Find every line below that contains the word "plain" and copy it out.

[Start LISTING]

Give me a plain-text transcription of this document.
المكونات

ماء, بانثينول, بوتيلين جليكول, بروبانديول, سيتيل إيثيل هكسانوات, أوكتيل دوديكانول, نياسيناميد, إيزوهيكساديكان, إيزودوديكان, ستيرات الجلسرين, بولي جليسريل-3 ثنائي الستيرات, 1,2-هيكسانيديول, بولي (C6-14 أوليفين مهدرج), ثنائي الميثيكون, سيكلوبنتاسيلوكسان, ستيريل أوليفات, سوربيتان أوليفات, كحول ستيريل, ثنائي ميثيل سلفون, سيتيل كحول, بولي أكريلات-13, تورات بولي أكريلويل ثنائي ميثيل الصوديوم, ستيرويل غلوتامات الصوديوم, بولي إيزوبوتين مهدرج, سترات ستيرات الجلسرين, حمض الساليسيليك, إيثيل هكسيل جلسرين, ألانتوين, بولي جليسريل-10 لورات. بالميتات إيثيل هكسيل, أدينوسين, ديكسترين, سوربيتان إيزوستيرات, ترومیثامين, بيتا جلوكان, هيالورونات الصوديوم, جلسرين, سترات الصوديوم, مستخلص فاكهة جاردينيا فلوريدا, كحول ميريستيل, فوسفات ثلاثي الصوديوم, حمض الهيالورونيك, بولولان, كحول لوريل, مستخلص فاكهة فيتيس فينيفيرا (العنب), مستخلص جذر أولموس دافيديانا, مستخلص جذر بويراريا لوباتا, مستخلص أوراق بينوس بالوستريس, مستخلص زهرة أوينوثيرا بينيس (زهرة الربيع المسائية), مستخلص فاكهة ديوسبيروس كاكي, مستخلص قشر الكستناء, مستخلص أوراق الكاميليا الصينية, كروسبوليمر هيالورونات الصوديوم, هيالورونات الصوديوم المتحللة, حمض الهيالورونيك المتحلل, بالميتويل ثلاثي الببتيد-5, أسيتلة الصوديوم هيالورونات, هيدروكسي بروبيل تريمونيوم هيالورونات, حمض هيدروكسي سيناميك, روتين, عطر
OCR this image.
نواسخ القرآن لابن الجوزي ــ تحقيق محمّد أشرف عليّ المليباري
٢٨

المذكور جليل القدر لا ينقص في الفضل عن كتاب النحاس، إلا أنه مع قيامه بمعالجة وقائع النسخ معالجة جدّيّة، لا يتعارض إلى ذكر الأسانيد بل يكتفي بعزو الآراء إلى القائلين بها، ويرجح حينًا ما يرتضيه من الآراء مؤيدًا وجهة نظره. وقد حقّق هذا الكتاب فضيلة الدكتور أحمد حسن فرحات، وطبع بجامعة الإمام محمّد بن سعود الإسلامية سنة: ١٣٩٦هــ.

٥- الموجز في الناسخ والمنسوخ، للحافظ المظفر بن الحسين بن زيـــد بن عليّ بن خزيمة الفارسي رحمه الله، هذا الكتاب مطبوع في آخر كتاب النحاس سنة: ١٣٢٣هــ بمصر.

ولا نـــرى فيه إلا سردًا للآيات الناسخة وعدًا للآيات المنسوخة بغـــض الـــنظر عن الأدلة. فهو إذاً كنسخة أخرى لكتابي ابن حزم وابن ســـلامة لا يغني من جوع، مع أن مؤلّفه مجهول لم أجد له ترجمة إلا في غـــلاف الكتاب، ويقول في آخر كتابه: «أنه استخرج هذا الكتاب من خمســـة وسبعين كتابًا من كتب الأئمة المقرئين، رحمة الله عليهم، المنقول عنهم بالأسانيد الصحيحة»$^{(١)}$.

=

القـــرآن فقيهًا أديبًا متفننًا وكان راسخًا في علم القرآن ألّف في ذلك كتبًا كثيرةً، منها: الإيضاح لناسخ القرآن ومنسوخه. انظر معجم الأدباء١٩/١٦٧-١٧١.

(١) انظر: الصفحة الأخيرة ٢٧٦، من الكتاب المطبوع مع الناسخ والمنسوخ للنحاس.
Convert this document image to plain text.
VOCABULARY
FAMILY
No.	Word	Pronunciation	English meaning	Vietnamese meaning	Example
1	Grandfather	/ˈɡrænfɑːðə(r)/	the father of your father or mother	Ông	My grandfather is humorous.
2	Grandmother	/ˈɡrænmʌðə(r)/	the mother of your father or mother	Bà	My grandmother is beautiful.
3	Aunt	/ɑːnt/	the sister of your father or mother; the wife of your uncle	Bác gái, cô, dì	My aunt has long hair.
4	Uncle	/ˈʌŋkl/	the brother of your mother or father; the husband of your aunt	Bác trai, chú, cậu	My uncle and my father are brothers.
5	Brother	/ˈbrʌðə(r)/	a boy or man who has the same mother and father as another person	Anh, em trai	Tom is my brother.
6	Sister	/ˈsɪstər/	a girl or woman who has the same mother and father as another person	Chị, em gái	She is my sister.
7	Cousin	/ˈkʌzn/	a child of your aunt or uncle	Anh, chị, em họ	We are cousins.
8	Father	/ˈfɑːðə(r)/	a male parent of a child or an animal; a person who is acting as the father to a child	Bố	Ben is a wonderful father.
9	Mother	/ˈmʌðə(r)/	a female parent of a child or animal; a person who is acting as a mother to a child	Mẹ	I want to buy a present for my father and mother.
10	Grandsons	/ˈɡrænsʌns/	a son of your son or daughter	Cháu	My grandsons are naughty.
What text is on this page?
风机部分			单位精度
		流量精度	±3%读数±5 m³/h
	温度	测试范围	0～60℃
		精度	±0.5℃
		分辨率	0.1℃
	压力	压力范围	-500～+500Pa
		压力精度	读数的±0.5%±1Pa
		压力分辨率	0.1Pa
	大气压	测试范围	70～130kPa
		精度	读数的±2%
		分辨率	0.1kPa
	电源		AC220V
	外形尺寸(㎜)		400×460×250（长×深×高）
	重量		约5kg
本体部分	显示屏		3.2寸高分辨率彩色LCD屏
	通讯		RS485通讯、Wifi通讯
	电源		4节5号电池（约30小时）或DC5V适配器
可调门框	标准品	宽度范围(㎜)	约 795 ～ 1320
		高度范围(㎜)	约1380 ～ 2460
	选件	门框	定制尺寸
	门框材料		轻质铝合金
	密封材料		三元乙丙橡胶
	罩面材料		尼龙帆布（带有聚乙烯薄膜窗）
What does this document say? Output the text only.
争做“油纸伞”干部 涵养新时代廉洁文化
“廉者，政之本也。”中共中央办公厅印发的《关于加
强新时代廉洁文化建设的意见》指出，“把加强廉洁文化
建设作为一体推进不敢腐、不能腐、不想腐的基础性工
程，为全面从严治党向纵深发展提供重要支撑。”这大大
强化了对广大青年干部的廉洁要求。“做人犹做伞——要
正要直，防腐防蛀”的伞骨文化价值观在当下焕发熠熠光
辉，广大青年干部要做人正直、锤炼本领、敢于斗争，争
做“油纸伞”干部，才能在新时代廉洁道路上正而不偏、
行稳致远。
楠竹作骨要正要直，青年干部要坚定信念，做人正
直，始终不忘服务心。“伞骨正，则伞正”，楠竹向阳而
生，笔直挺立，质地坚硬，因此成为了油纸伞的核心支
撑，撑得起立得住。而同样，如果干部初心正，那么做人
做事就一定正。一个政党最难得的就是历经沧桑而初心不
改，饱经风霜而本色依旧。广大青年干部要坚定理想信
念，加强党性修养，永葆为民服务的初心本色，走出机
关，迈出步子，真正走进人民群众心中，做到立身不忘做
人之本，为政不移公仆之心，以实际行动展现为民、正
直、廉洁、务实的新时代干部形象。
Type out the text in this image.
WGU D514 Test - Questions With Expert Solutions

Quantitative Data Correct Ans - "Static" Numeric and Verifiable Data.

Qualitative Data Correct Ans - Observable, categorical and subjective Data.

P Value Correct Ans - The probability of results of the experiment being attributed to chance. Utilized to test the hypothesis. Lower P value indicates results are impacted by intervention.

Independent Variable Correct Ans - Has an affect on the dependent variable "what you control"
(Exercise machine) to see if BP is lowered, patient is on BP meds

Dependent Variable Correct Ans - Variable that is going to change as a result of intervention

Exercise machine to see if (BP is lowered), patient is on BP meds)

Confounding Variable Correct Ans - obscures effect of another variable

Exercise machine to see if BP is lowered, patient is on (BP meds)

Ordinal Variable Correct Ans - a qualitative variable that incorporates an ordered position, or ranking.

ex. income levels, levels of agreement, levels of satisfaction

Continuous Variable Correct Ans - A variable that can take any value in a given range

[End LISTING]

* **SOLVED PROBLEM**
Give me a plain-text transcription of this document.
Convert this document image to plain text.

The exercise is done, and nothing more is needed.